> _Work required_
Transcribe the records that follow. Keep every word exactly, and drop the pictures.

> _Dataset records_
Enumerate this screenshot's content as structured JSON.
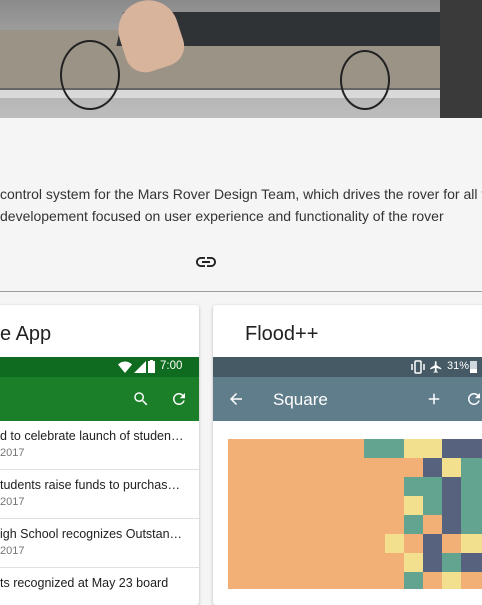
{
  "description": {
    "line1": "control system for the Mars Rover Design Team, which drives the rover for all ta",
    "line2": "developement focused on user experience and functionality of the rover"
  },
  "cards": {
    "left": {
      "title": "e App",
      "status_time": "7:00",
      "accent": "#1b7f2a",
      "status_bar_color": "#0f6b1f",
      "news": [
        {
          "title": "d to celebrate launch of student-...",
          "date": "2017"
        },
        {
          "title": "tudents raise funds to purchase ...",
          "date": "2017"
        },
        {
          "title": "igh School recognizes Outstand...",
          "date": "2017"
        },
        {
          "title": "ts recognized at May 23 board",
          "date": ""
        }
      ]
    },
    "right": {
      "title": "Flood++",
      "battery": "31%",
      "toolbar_title": "Square",
      "toolbar_color": "#607d8b",
      "status_bar_color": "#455a64",
      "board_colors": [
        "#f2b076",
        "#f3e08f",
        "#63a491",
        "#56627e"
      ]
    }
  },
  "icons": [
    "link-icon",
    "search-icon",
    "refresh-icon",
    "back-arrow-icon",
    "add-icon",
    "wifi-icon",
    "signal-icon",
    "battery-icon",
    "vibrate-icon",
    "airplane-icon"
  ]
}
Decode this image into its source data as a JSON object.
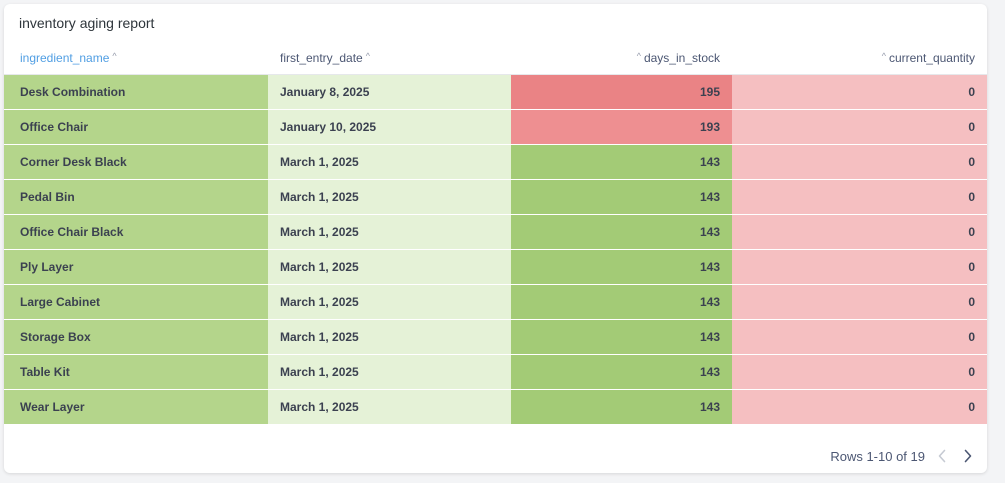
{
  "card": {
    "title": "inventory aging report"
  },
  "table": {
    "columns": [
      {
        "label": "ingredient_name",
        "sort_icon": "chevron-up-icon",
        "active": true
      },
      {
        "label": "first_entry_date",
        "sort_icon": "chevron-up-icon",
        "active": false
      },
      {
        "label": "days_in_stock",
        "sort_icon": "chevron-up-icon",
        "active": false
      },
      {
        "label": "current_quantity",
        "sort_icon": "chevron-up-icon",
        "active": false
      }
    ],
    "rows": [
      {
        "ingredient_name": "Desk Combination",
        "first_entry_date": "January 8, 2025",
        "days_in_stock": "195",
        "current_quantity": "0"
      },
      {
        "ingredient_name": "Office Chair",
        "first_entry_date": "January 10, 2025",
        "days_in_stock": "193",
        "current_quantity": "0"
      },
      {
        "ingredient_name": "Corner Desk Black",
        "first_entry_date": "March 1, 2025",
        "days_in_stock": "143",
        "current_quantity": "0"
      },
      {
        "ingredient_name": "Pedal Bin",
        "first_entry_date": "March 1, 2025",
        "days_in_stock": "143",
        "current_quantity": "0"
      },
      {
        "ingredient_name": "Office Chair Black",
        "first_entry_date": "March 1, 2025",
        "days_in_stock": "143",
        "current_quantity": "0"
      },
      {
        "ingredient_name": "Ply Layer",
        "first_entry_date": "March 1, 2025",
        "days_in_stock": "143",
        "current_quantity": "0"
      },
      {
        "ingredient_name": "Large Cabinet",
        "first_entry_date": "March 1, 2025",
        "days_in_stock": "143",
        "current_quantity": "0"
      },
      {
        "ingredient_name": "Storage Box",
        "first_entry_date": "March 1, 2025",
        "days_in_stock": "143",
        "current_quantity": "0"
      },
      {
        "ingredient_name": "Table Kit",
        "first_entry_date": "March 1, 2025",
        "days_in_stock": "143",
        "current_quantity": "0"
      },
      {
        "ingredient_name": "Wear Layer",
        "first_entry_date": "March 1, 2025",
        "days_in_stock": "143",
        "current_quantity": "0"
      }
    ]
  },
  "colors": {
    "active_header": "#509ee3",
    "name_col": "#b4d58b",
    "date_col": "#e5f2d7",
    "days_col_normal": "#a3cb76",
    "days_col_high": "#ea8385",
    "quantity_col": "#f5bfc1"
  },
  "footer": {
    "rows_text": "Rows 1-10 of 19",
    "prev_icon": "chevron-left-icon",
    "next_icon": "chevron-right-icon"
  }
}
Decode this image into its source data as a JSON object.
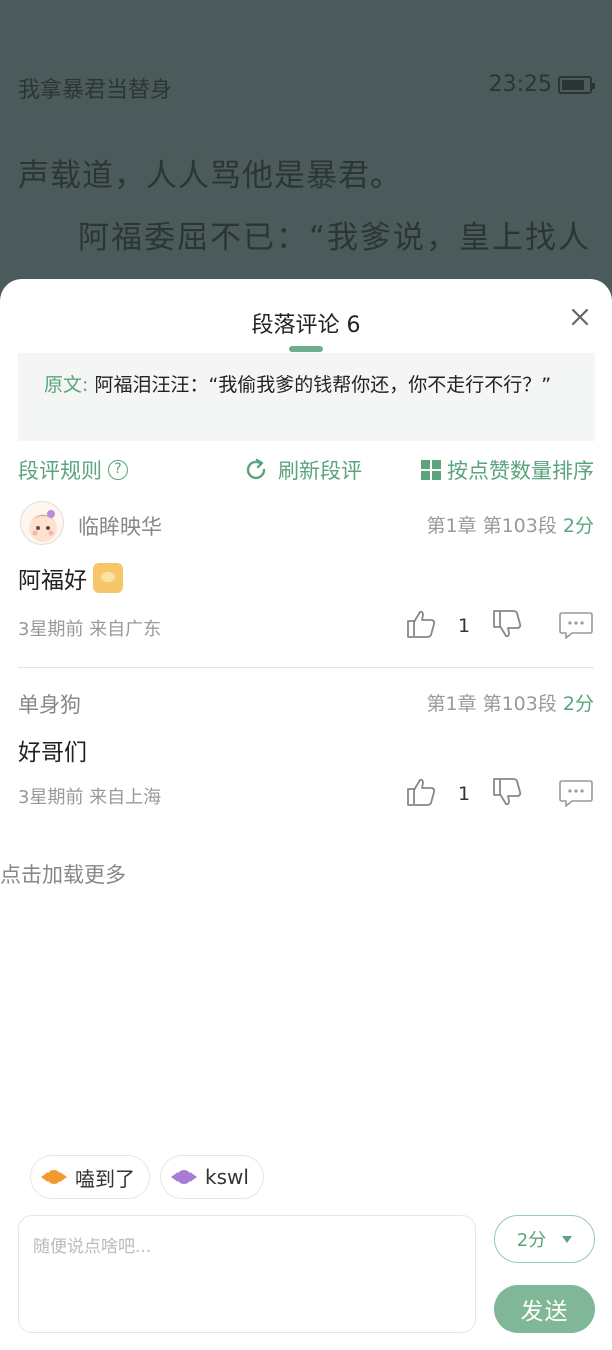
{
  "reader": {
    "book_title": "我拿暴君当替身",
    "time": "23:25",
    "line1": "声载道，人人骂他是暴君。",
    "line2": "阿福委屈不已：“我爹说，皇上找人"
  },
  "sheet": {
    "title": "段落评论 6",
    "quote_label": "原文:",
    "quote_text": "阿福泪汪汪：“我偷我爹的钱帮你还，你不走行不行？”",
    "rules_label": "段评规则",
    "help_symbol": "?",
    "refresh_label": "刷新段评",
    "sort_label": "按点赞数量排序",
    "accent_color": "#5ba47e"
  },
  "comments": [
    {
      "username": "临眸映华",
      "chapter": "第1章",
      "paragraph": "第103段",
      "score": "2分",
      "text": "阿福好",
      "has_emoji": true,
      "meta": "3星期前  来自广东",
      "likes": "1"
    },
    {
      "username": "单身狗",
      "chapter": "第1章",
      "paragraph": "第103段",
      "score": "2分",
      "text": "好哥们",
      "has_emoji": false,
      "meta": "3星期前  来自上海",
      "likes": "1"
    }
  ],
  "load_more": "点击加载更多",
  "quick_chips": [
    {
      "label": "嗑到了",
      "icon": "orange-candy-icon",
      "color": "#f29a2e"
    },
    {
      "label": "kswl",
      "icon": "purple-candy-icon",
      "color": "#a77bd6"
    }
  ],
  "composer": {
    "placeholder": "随便说点啥吧...",
    "score_value": "2分",
    "send_label": "发送"
  }
}
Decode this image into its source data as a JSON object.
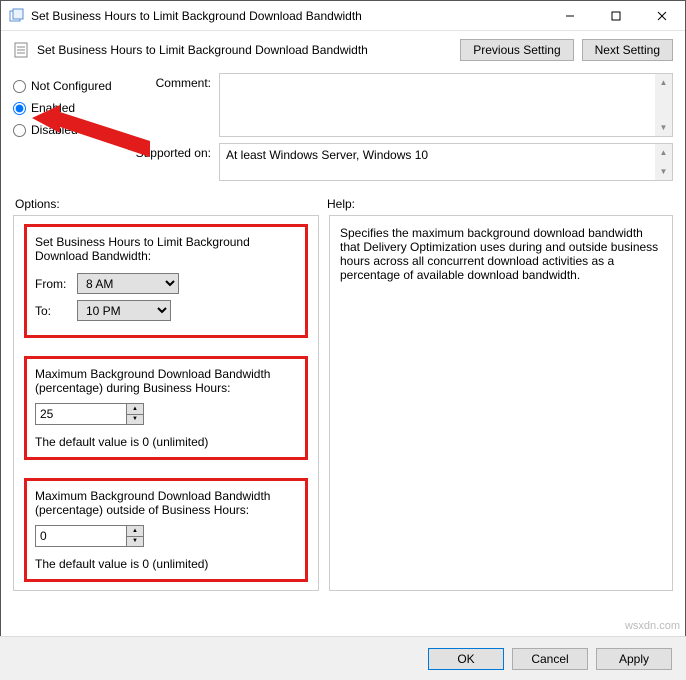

> _Result of the task_
Enumerate this screenshot's content as structured JSON.
{
  "description": {
    "line1": "control system for the Mars Rover Design Team, which drives the rover for all ta",
    "line2": "developement focused on user experience and functionality of the rover"
  },
  "cards": {
    "left": {
      "title": "e App",
      "status_time": "7:00",
      "accent": "#1b7f2a",
      "status_bar_color": "#0f6b1f",
      "news": [
        {
          "title": "d to celebrate launch of student-...",
          "date": "2017"
        },
        {
          "title": "tudents raise funds to purchase ...",
          "date": "2017"
        },
        {
          "title": "igh School recognizes Outstand...",
          "date": "2017"
        },
        {
          "title": "ts recognized at May 23 board",
          "date": ""
        }
      ]
    },
    "right": {
      "title": "Flood++",
      "battery": "31%",
      "toolbar_title": "Square",
      "toolbar_color": "#607d8b",
      "status_bar_color": "#455a64",
      "board_colors": [
        "#f2b076",
        "#f3e08f",
        "#63a491",
        "#56627e"
      ]
    }
  },
  "icons": [
    "link-icon",
    "search-icon",
    "refresh-icon",
    "back-arrow-icon",
    "add-icon",
    "wifi-icon",
    "signal-icon",
    "battery-icon",
    "vibrate-icon",
    "airplane-icon"
  ]
}
Decode this image into its source data as a JSON object.
{
  "card": {
    "title": "inventory aging report"
  },
  "table": {
    "columns": [
      {
        "label": "ingredient_name",
        "sort_icon": "chevron-up-icon",
        "active": true
      },
      {
        "label": "first_entry_date",
        "sort_icon": "chevron-up-icon",
        "active": false
      },
      {
        "label": "days_in_stock",
        "sort_icon": "chevron-up-icon",
        "active": false
      },
      {
        "label": "current_quantity",
        "sort_icon": "chevron-up-icon",
        "active": false
      }
    ],
    "rows": [
      {
        "ingredient_name": "Desk Combination",
        "first_entry_date": "January 8, 2025",
        "days_in_stock": "195",
        "current_quantity": "0"
      },
      {
        "ingredient_name": "Office Chair",
        "first_entry_date": "January 10, 2025",
        "days_in_stock": "193",
        "current_quantity": "0"
      },
      {
        "ingredient_name": "Corner Desk Black",
        "first_entry_date": "March 1, 2025",
        "days_in_stock": "143",
        "current_quantity": "0"
      },
      {
        "ingredient_name": "Pedal Bin",
        "first_entry_date": "March 1, 2025",
        "days_in_stock": "143",
        "current_quantity": "0"
      },
      {
        "ingredient_name": "Office Chair Black",
        "first_entry_date": "March 1, 2025",
        "days_in_stock": "143",
        "current_quantity": "0"
      },
      {
        "ingredient_name": "Ply Layer",
        "first_entry_date": "March 1, 2025",
        "days_in_stock": "143",
        "current_quantity": "0"
      },
      {
        "ingredient_name": "Large Cabinet",
        "first_entry_date": "March 1, 2025",
        "days_in_stock": "143",
        "current_quantity": "0"
      },
      {
        "ingredient_name": "Storage Box",
        "first_entry_date": "March 1, 2025",
        "days_in_stock": "143",
        "current_quantity": "0"
      },
      {
        "ingredient_name": "Table Kit",
        "first_entry_date": "March 1, 2025",
        "days_in_stock": "143",
        "current_quantity": "0"
      },
      {
        "ingredient_name": "Wear Layer",
        "first_entry_date": "March 1, 2025",
        "days_in_stock": "143",
        "current_quantity": "0"
      }
    ]
  },
  "colors": {
    "active_header": "#509ee3",
    "name_col": "#b4d58b",
    "date_col": "#e5f2d7",
    "days_col_normal": "#a3cb76",
    "days_col_high": "#ea8385",
    "quantity_col": "#f5bfc1"
  },
  "footer": {
    "rows_text": "Rows 1-10 of 19",
    "prev_icon": "chevron-left-icon",
    "next_icon": "chevron-right-icon"
  }
}
Decode this image into its source data as a JSON object.
{
  "reader": {
    "book_title": "我拿暴君当替身",
    "time": "23:25",
    "line1": "声载道，人人骂他是暴君。",
    "line2": "阿福委屈不已：“我爹说，皇上找人"
  },
  "sheet": {
    "title": "段落评论 6",
    "quote_label": "原文:",
    "quote_text": "阿福泪汪汪：“我偷我爹的钱帮你还，你不走行不行？”",
    "rules_label": "段评规则",
    "help_symbol": "?",
    "refresh_label": "刷新段评",
    "sort_label": "按点赞数量排序",
    "accent_color": "#5ba47e"
  },
  "comments": [
    {
      "username": "临眸映华",
      "chapter": "第1章",
      "paragraph": "第103段",
      "score": "2分",
      "text": "阿福好",
      "has_emoji": true,
      "meta": "3星期前  来自广东",
      "likes": "1"
    },
    {
      "username": "单身狗",
      "chapter": "第1章",
      "paragraph": "第103段",
      "score": "2分",
      "text": "好哥们",
      "has_emoji": false,
      "meta": "3星期前  来自上海",
      "likes": "1"
    }
  ],
  "load_more": "点击加载更多",
  "quick_chips": [
    {
      "label": "嗑到了",
      "icon": "orange-candy-icon",
      "color": "#f29a2e"
    },
    {
      "label": "kswl",
      "icon": "purple-candy-icon",
      "color": "#a77bd6"
    }
  ],
  "composer": {
    "placeholder": "随便说点啥吧...",
    "score_value": "2分",
    "send_label": "发送"
  }
}
Decode this image into its source data as a JSON object.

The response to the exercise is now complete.